* [Problem requirements]: Copy each line of the data below with the word "return".

[Stored entries]
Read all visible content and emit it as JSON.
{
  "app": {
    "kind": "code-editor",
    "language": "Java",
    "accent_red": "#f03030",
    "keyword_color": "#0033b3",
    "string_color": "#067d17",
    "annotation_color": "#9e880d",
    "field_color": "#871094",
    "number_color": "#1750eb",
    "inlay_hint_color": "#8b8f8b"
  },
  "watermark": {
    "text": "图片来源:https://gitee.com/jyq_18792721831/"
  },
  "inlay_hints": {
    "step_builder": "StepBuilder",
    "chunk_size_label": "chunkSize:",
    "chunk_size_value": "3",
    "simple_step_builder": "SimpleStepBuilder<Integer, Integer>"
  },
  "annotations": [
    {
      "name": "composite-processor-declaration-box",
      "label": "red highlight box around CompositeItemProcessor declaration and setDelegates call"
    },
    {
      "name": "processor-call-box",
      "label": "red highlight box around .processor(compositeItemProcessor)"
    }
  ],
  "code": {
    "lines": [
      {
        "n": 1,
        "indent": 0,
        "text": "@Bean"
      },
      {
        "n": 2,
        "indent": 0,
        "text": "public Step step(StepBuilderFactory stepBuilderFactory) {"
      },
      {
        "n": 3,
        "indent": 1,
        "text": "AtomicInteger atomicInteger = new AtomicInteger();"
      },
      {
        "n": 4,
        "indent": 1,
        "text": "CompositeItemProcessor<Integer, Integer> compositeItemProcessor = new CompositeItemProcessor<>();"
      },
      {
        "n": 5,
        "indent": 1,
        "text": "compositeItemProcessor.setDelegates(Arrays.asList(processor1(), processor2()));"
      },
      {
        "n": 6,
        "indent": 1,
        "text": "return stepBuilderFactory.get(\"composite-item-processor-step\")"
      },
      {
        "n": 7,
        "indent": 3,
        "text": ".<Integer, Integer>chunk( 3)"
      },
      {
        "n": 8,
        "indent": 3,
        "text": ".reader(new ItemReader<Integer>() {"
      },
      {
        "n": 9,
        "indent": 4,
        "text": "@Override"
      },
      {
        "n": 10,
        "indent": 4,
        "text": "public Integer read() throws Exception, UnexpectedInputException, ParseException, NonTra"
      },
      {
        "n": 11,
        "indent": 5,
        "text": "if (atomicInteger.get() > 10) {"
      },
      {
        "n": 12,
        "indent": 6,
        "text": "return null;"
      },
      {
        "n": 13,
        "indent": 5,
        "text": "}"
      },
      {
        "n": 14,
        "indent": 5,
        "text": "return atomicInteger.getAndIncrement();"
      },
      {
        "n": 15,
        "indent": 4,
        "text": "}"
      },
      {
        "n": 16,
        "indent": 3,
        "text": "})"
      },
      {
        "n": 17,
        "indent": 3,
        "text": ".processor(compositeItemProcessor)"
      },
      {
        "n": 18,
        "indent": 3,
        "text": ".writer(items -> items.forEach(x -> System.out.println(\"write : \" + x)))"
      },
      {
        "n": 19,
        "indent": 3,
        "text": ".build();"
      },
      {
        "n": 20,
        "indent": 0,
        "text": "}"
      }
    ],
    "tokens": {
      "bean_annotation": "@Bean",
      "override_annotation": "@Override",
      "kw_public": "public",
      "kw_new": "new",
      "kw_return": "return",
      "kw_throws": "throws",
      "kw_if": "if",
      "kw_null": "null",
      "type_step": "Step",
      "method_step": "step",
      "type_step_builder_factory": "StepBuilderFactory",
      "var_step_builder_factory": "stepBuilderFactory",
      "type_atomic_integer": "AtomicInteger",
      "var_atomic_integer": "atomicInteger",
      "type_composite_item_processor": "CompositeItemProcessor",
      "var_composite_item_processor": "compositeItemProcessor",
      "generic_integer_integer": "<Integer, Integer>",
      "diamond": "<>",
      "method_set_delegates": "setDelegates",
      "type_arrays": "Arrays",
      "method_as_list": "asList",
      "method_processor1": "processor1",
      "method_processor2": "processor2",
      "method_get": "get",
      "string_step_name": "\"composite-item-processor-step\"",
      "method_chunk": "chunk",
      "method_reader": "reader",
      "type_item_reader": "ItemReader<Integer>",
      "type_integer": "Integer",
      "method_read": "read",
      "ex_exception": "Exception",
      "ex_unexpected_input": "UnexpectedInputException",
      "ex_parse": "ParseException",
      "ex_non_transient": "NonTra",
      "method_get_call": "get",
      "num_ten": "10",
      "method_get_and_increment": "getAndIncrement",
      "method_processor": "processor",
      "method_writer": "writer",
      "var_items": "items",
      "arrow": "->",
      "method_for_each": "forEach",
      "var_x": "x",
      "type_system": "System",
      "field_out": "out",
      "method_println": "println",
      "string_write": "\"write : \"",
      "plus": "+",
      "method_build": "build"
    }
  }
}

* [Exercise solution]:
        "text": "return stepBuilderFactory.get(\"composite-item-processor-step\")"
        "text": "return null;"
        "text": "return atomicInteger.getAndIncrement();"
      "kw_return": "return",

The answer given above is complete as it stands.